### Set exercise
Wherever a line holds the string "text", copy that line.

(Records that describe figures)
* begin *
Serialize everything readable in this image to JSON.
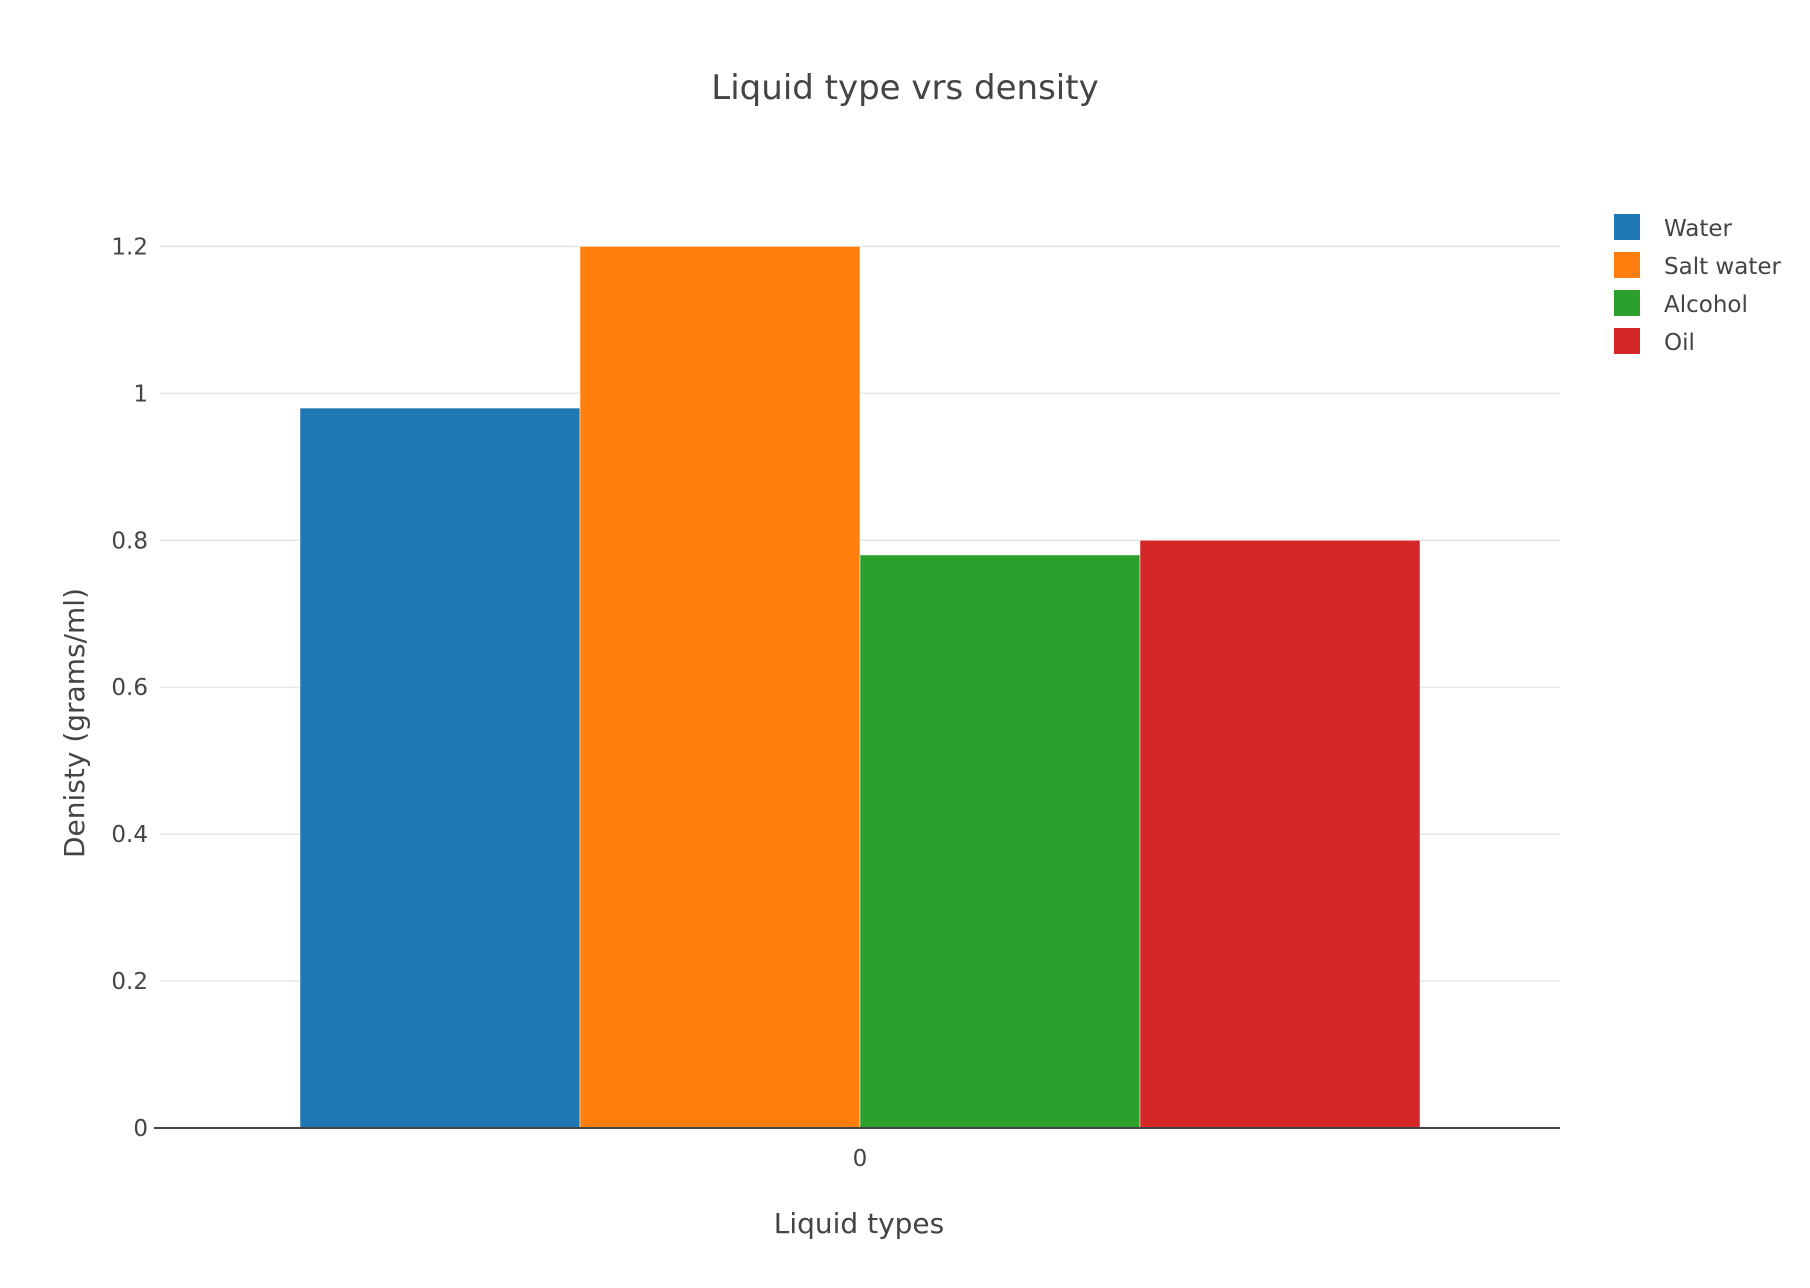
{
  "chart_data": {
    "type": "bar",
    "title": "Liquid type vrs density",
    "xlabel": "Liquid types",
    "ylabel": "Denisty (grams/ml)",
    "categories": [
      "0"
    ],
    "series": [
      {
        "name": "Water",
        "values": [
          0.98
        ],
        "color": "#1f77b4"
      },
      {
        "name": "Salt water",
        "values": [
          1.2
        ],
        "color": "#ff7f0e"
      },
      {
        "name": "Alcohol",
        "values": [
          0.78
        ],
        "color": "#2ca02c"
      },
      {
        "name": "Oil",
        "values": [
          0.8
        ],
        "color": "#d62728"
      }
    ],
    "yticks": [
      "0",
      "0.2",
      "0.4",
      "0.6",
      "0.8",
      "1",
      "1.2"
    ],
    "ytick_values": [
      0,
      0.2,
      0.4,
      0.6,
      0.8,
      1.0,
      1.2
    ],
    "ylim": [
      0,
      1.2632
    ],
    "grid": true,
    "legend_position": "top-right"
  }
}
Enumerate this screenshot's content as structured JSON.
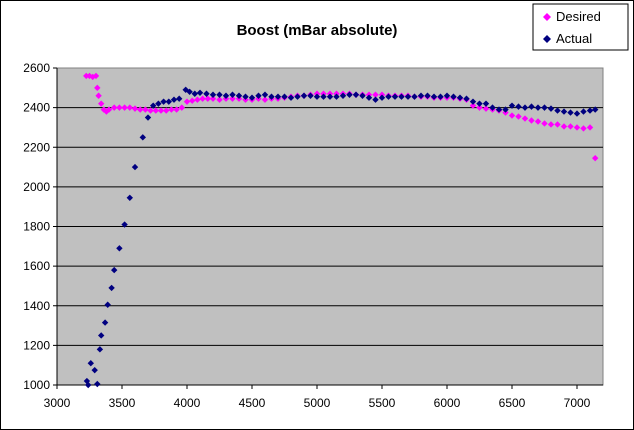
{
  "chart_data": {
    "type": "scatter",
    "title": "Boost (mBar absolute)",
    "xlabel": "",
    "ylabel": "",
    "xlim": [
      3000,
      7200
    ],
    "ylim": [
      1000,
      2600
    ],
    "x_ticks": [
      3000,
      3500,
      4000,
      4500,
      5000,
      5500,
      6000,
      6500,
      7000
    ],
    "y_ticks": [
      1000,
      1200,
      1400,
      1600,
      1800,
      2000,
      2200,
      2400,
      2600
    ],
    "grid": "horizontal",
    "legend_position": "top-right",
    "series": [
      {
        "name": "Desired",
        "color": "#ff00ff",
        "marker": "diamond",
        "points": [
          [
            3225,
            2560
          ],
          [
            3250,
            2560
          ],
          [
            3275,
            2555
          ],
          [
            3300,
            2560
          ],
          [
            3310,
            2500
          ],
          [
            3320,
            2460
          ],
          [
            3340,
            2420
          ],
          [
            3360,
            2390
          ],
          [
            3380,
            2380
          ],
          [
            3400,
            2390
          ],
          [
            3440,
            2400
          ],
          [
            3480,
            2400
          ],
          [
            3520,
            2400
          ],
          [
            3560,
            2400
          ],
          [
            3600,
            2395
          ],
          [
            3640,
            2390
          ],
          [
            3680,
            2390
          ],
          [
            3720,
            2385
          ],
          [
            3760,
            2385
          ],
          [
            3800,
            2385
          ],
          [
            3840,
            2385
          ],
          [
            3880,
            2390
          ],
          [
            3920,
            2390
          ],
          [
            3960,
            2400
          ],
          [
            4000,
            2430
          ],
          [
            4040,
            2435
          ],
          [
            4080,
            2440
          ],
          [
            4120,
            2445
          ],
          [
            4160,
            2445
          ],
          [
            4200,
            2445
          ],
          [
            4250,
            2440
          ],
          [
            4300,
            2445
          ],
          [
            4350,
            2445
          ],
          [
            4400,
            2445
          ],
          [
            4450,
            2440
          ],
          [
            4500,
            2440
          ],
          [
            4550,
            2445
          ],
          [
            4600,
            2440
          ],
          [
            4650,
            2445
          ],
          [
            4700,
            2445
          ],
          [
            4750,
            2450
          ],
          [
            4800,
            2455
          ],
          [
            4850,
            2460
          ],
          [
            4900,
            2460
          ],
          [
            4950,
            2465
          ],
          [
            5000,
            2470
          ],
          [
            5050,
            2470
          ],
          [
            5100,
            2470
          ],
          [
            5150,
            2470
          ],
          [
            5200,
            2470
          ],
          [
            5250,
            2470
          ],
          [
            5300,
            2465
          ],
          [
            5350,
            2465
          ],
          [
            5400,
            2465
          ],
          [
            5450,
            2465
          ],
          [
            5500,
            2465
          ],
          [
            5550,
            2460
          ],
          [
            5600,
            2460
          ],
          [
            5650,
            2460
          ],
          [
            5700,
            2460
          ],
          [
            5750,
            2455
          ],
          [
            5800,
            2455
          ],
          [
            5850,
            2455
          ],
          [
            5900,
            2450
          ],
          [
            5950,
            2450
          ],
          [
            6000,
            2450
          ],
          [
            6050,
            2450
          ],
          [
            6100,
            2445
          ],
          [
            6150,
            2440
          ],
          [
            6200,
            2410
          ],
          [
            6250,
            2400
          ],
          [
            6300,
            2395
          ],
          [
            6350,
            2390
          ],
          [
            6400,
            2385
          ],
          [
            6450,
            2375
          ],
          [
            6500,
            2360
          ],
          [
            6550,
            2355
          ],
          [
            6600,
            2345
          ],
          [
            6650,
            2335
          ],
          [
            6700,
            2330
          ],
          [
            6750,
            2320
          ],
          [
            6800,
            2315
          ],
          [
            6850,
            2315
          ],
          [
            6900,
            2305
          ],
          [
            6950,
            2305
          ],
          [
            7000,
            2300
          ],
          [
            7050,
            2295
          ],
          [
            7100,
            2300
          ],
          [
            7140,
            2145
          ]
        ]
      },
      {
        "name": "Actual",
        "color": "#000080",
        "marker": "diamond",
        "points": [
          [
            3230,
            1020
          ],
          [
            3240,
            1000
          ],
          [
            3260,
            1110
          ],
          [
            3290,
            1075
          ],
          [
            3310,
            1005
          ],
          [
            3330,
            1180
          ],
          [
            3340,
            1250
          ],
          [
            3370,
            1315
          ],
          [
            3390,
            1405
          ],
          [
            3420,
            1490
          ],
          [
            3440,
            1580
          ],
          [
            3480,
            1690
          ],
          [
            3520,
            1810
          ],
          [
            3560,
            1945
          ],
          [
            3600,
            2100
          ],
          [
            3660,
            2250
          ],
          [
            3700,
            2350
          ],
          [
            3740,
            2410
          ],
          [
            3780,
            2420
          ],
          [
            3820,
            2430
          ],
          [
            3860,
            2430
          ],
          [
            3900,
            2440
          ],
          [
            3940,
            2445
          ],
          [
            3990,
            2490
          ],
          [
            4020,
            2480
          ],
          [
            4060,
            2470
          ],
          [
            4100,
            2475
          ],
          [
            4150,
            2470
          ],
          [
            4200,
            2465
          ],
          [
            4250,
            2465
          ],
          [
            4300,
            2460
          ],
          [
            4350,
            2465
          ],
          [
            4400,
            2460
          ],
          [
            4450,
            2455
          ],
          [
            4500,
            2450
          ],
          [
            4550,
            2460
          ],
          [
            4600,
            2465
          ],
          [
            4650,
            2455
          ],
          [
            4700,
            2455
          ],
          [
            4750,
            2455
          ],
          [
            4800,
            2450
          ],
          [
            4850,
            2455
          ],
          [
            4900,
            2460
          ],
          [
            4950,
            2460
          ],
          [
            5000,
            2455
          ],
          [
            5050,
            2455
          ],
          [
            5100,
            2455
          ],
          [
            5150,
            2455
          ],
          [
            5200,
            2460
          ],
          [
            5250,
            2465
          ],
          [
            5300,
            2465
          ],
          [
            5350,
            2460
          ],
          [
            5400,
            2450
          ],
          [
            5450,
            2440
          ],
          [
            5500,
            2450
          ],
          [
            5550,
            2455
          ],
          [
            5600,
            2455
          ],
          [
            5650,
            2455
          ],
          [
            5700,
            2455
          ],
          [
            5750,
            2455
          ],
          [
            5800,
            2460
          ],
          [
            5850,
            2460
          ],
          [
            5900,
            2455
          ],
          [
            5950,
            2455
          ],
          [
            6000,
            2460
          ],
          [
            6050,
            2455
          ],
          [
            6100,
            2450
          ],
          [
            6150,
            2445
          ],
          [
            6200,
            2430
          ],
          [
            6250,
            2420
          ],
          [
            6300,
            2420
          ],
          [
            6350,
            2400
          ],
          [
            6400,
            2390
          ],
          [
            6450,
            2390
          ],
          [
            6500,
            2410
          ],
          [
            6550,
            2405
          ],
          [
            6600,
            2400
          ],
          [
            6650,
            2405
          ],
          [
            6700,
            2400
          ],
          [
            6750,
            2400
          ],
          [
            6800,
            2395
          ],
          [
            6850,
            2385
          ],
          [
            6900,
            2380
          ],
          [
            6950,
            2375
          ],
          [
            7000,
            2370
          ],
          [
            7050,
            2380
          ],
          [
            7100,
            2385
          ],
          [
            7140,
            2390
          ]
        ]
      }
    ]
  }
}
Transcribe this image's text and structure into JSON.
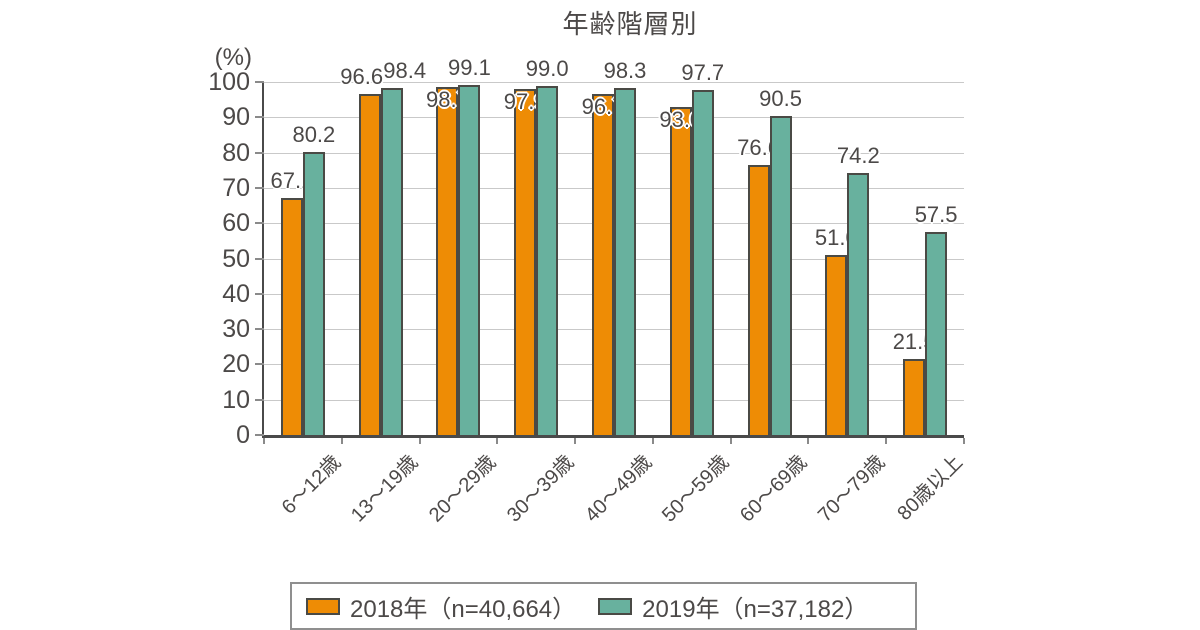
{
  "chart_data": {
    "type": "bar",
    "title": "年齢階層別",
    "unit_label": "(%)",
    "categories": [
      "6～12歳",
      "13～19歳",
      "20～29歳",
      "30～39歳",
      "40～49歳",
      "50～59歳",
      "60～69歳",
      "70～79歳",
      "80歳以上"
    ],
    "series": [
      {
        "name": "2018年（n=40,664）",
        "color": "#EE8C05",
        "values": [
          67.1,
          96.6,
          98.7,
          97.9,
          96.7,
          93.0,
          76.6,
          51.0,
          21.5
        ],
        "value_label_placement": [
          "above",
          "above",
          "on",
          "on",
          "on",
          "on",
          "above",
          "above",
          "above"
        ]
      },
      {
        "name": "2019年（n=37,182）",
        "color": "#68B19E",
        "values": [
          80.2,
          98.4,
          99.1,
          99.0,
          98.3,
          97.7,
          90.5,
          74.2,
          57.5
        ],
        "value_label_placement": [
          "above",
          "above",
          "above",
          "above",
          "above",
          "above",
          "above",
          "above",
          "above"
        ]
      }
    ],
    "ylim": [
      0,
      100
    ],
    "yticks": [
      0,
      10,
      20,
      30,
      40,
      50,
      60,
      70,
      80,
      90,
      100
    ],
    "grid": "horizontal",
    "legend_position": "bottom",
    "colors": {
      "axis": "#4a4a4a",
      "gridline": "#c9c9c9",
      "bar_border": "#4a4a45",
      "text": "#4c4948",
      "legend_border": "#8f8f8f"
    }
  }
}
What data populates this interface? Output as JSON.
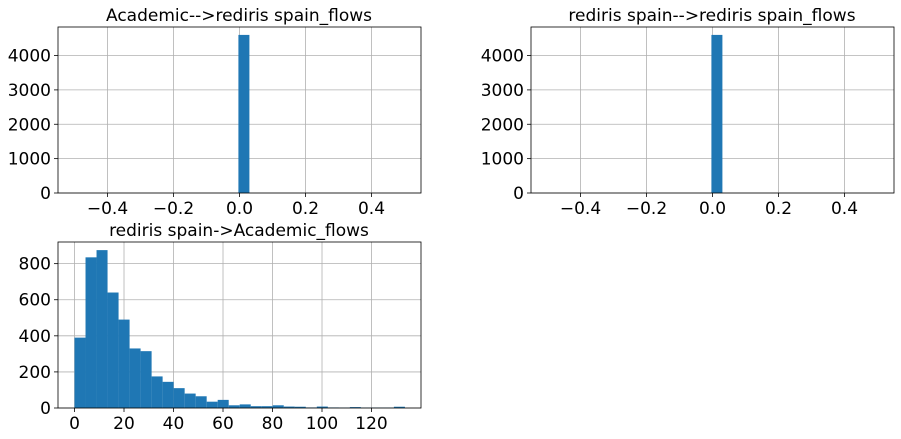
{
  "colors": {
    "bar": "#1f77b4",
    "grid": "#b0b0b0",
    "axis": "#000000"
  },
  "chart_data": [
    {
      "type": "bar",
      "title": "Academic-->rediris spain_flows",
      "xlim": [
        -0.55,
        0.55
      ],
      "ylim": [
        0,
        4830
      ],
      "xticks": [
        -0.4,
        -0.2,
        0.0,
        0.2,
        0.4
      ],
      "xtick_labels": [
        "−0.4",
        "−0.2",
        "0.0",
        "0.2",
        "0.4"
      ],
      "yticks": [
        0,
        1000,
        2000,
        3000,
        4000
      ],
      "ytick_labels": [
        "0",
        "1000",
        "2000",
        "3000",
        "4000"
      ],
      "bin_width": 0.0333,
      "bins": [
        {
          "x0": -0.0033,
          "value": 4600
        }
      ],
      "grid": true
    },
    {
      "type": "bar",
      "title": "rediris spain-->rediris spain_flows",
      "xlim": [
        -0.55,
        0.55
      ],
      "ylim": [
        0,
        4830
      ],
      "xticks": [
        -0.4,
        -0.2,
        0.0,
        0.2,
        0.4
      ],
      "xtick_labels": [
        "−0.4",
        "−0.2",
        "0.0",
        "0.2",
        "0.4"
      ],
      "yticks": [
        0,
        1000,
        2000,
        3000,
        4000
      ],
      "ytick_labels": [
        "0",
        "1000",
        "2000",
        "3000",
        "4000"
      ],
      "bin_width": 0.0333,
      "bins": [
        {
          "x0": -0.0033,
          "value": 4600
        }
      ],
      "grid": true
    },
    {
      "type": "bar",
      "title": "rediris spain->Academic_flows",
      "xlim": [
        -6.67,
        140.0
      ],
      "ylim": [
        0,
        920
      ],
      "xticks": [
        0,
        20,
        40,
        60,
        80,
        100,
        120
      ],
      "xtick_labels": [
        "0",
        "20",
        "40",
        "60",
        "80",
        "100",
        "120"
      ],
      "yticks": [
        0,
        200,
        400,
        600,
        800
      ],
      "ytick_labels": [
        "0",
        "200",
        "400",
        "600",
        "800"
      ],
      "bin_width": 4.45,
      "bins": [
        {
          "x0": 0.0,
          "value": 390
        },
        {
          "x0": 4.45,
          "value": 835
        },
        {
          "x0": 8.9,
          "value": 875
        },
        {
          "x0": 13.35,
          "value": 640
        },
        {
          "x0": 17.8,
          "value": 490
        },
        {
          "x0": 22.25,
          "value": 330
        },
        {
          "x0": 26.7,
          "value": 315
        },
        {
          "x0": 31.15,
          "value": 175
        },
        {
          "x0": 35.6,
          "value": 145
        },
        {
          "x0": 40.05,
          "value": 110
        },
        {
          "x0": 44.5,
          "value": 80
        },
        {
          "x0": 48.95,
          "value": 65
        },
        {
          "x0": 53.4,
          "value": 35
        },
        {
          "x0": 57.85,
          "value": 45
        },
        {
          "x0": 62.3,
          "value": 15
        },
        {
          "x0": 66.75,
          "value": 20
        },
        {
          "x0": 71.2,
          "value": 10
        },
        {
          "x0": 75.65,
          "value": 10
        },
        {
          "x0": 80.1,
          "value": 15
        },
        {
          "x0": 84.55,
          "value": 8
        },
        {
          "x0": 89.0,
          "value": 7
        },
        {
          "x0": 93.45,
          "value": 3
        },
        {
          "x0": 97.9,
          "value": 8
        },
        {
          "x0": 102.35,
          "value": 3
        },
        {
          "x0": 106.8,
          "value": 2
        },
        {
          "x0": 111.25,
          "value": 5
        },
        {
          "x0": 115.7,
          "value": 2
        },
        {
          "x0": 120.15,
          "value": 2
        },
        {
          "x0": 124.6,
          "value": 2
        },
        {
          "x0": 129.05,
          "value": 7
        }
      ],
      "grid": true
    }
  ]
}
* end *
### Task result
Transcribe this image's text and structure into JSON.
      "text": "#4c4948",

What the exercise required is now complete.